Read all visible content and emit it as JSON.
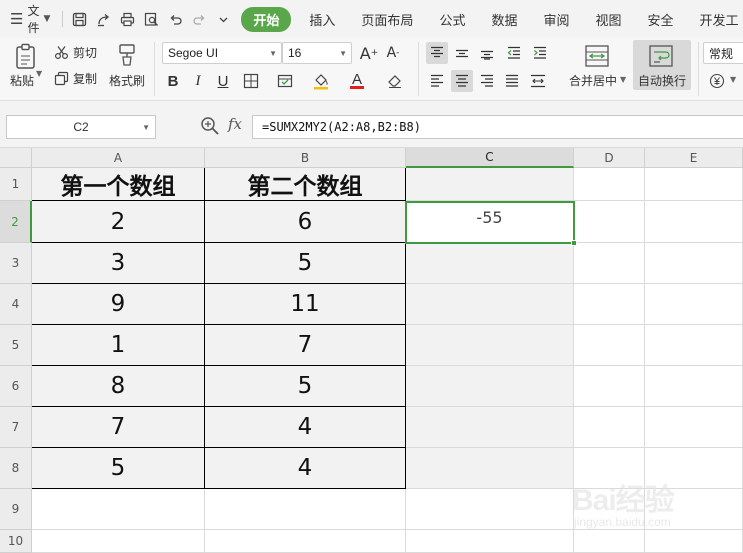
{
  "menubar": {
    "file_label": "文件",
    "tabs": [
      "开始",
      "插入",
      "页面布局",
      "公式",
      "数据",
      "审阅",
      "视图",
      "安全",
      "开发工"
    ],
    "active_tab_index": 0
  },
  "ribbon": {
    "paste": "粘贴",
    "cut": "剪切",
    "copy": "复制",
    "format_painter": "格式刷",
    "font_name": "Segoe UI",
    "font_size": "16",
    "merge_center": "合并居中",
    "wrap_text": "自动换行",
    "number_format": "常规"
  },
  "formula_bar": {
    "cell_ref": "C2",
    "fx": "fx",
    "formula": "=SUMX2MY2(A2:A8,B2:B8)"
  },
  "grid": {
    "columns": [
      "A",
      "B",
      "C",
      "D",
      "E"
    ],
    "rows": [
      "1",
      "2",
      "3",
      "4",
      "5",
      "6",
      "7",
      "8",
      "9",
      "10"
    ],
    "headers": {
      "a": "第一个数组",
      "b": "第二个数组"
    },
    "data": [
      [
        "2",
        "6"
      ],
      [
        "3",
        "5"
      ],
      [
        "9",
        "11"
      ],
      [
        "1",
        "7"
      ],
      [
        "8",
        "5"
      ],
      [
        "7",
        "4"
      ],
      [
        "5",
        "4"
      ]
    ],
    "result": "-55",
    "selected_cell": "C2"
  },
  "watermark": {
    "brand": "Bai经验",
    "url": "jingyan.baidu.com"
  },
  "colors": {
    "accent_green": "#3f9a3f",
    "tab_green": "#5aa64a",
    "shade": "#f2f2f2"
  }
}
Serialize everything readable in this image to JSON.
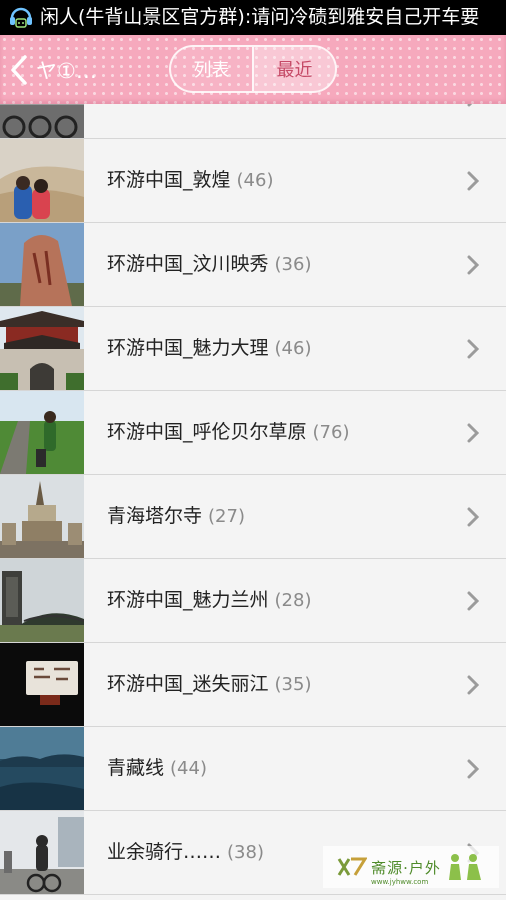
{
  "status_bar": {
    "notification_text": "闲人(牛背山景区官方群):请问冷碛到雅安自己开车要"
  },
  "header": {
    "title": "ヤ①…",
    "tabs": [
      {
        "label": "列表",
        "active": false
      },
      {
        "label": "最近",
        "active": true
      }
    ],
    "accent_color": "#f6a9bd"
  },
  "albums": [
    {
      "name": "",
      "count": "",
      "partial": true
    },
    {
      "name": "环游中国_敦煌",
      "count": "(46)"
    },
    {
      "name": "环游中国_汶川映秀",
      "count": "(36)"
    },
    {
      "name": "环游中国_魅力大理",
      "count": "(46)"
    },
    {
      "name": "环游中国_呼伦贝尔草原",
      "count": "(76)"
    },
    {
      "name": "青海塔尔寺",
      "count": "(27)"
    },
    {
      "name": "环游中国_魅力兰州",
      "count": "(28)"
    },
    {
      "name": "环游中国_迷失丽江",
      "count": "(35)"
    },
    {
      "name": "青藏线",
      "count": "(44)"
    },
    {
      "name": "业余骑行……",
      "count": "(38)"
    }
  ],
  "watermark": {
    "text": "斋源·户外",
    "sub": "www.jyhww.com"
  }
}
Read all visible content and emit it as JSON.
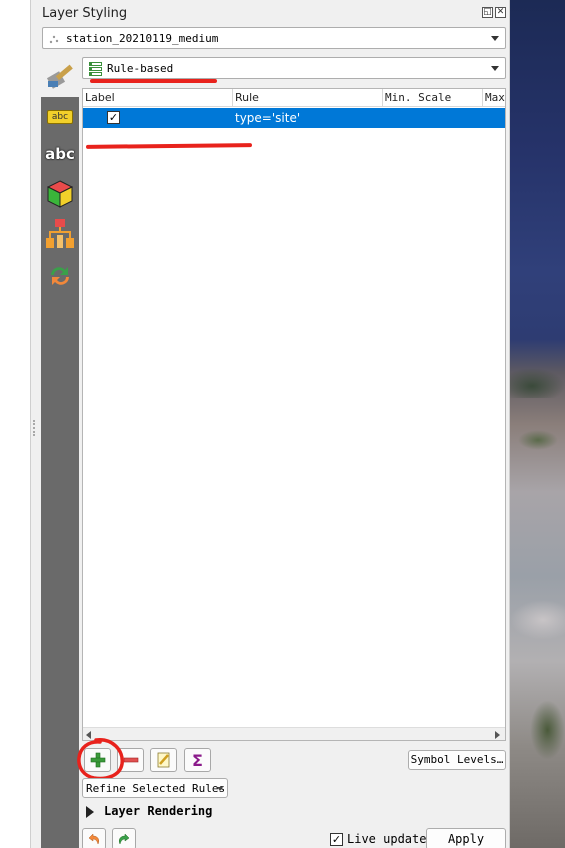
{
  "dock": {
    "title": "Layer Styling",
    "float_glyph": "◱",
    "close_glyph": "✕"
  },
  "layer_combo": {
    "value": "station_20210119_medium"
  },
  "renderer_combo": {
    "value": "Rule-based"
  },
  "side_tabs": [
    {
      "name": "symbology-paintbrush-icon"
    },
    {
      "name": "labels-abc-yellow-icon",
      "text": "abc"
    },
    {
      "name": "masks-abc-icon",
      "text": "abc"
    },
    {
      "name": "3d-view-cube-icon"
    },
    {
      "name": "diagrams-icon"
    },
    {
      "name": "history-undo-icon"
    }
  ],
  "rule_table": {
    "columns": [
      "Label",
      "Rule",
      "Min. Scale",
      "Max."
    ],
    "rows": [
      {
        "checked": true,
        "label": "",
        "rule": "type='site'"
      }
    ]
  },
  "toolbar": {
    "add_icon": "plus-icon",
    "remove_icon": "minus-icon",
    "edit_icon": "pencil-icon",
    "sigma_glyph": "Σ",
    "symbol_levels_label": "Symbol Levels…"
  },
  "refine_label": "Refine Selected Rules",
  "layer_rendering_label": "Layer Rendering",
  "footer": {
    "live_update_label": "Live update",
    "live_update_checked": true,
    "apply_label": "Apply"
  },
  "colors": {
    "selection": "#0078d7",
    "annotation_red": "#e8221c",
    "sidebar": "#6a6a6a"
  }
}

**Task prompt:** Each entry shown above must be quoted exactly, with its pictures left out.

**Answer to this exercise:**
Read all visible content and emit it as JSON.
{
  "menubar": {
    "file_label": "文件",
    "tabs": [
      "开始",
      "插入",
      "页面布局",
      "公式",
      "数据",
      "审阅",
      "视图",
      "安全",
      "开发工"
    ],
    "active_tab_index": 0
  },
  "ribbon": {
    "paste": "粘贴",
    "cut": "剪切",
    "copy": "复制",
    "format_painter": "格式刷",
    "font_name": "Segoe UI",
    "font_size": "16",
    "merge_center": "合并居中",
    "wrap_text": "自动换行",
    "number_format": "常规"
  },
  "formula_bar": {
    "cell_ref": "C2",
    "fx": "fx",
    "formula": "=SUMX2MY2(A2:A8,B2:B8)"
  },
  "grid": {
    "columns": [
      "A",
      "B",
      "C",
      "D",
      "E"
    ],
    "rows": [
      "1",
      "2",
      "3",
      "4",
      "5",
      "6",
      "7",
      "8",
      "9",
      "10"
    ],
    "headers": {
      "a": "第一个数组",
      "b": "第二个数组"
    },
    "data": [
      [
        "2",
        "6"
      ],
      [
        "3",
        "5"
      ],
      [
        "9",
        "11"
      ],
      [
        "1",
        "7"
      ],
      [
        "8",
        "5"
      ],
      [
        "7",
        "4"
      ],
      [
        "5",
        "4"
      ]
    ],
    "result": "-55",
    "selected_cell": "C2"
  },
  "watermark": {
    "brand": "Bai经验",
    "url": "jingyan.baidu.com"
  },
  "colors": {
    "accent_green": "#3f9a3f",
    "tab_green": "#5aa64a",
    "shade": "#f2f2f2"
  }
}
Serialize everything readable in this image to JSON.
{
  "status_bar": {
    "notification_text": "闲人(牛背山景区官方群):请问冷碛到雅安自己开车要"
  },
  "header": {
    "title": "ヤ①…",
    "tabs": [
      {
        "label": "列表",
        "active": false
      },
      {
        "label": "最近",
        "active": true
      }
    ],
    "accent_color": "#f6a9bd"
  },
  "albums": [
    {
      "name": "",
      "count": "",
      "partial": true
    },
    {
      "name": "环游中国_敦煌",
      "count": "(46)"
    },
    {
      "name": "环游中国_汶川映秀",
      "count": "(36)"
    },
    {
      "name": "环游中国_魅力大理",
      "count": "(46)"
    },
    {
      "name": "环游中国_呼伦贝尔草原",
      "count": "(76)"
    },
    {
      "name": "青海塔尔寺",
      "count": "(27)"
    },
    {
      "name": "环游中国_魅力兰州",
      "count": "(28)"
    },
    {
      "name": "环游中国_迷失丽江",
      "count": "(35)"
    },
    {
      "name": "青藏线",
      "count": "(44)"
    },
    {
      "name": "业余骑行……",
      "count": "(38)"
    }
  ],
  "watermark": {
    "text": "斋源·户外",
    "sub": "www.jyhww.com"
  }
}
Read all visible content and emit it as JSON.
{
  "dock": {
    "title": "Layer Styling",
    "float_glyph": "◱",
    "close_glyph": "✕"
  },
  "layer_combo": {
    "value": "station_20210119_medium"
  },
  "renderer_combo": {
    "value": "Rule-based"
  },
  "side_tabs": [
    {
      "name": "symbology-paintbrush-icon"
    },
    {
      "name": "labels-abc-yellow-icon",
      "text": "abc"
    },
    {
      "name": "masks-abc-icon",
      "text": "abc"
    },
    {
      "name": "3d-view-cube-icon"
    },
    {
      "name": "diagrams-icon"
    },
    {
      "name": "history-undo-icon"
    }
  ],
  "rule_table": {
    "columns": [
      "Label",
      "Rule",
      "Min. Scale",
      "Max."
    ],
    "rows": [
      {
        "checked": true,
        "label": "",
        "rule": "type='site'"
      }
    ]
  },
  "toolbar": {
    "add_icon": "plus-icon",
    "remove_icon": "minus-icon",
    "edit_icon": "pencil-icon",
    "sigma_glyph": "Σ",
    "symbol_levels_label": "Symbol Levels…"
  },
  "refine_label": "Refine Selected Rules",
  "layer_rendering_label": "Layer Rendering",
  "footer": {
    "live_update_label": "Live update",
    "live_update_checked": true,
    "apply_label": "Apply"
  },
  "colors": {
    "selection": "#0078d7",
    "annotation_red": "#e8221c",
    "sidebar": "#6a6a6a"
  }
}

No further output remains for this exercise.